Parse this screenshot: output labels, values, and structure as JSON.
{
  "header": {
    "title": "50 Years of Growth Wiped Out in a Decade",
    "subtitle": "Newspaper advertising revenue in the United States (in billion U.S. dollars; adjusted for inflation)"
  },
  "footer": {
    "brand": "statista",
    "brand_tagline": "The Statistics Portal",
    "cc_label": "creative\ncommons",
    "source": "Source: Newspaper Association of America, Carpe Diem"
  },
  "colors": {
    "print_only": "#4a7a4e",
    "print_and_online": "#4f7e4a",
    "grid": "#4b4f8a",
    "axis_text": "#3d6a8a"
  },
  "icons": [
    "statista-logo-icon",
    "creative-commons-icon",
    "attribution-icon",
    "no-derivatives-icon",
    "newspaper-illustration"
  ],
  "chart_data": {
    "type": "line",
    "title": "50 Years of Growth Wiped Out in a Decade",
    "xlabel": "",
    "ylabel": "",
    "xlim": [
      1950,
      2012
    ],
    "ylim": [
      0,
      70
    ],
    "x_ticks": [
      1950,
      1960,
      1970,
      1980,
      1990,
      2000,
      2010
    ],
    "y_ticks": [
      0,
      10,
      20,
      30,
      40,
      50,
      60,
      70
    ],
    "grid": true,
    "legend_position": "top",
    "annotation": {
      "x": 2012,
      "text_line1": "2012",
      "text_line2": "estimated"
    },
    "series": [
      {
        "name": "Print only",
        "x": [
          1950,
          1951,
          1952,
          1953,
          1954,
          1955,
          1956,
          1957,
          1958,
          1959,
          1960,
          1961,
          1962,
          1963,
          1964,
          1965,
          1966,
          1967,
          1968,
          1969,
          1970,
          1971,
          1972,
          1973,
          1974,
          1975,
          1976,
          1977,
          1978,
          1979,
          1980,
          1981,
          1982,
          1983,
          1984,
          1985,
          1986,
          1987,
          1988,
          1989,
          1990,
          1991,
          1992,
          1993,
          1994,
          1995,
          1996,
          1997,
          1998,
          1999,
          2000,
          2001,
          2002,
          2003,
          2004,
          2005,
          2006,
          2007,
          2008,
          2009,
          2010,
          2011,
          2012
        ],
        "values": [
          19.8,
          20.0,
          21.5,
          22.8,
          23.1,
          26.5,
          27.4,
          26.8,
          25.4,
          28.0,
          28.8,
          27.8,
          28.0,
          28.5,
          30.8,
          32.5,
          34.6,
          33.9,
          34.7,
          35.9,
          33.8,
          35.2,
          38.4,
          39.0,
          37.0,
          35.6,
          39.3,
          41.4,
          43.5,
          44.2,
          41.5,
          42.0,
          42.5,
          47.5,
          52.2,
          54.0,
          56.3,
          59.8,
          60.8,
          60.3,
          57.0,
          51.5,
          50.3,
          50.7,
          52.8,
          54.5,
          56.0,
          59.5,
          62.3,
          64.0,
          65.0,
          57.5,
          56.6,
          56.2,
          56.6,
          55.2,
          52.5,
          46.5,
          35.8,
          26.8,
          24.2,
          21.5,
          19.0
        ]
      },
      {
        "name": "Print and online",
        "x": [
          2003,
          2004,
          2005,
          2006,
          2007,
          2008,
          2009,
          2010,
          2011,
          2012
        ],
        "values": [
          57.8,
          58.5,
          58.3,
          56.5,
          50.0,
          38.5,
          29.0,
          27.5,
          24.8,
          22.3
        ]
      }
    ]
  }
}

+ + + +

### Stated exercise
Pick out and copy the lines of the entries that hold the string "name".

### Answer
        "name": "Print only",
        "name": "Print and online",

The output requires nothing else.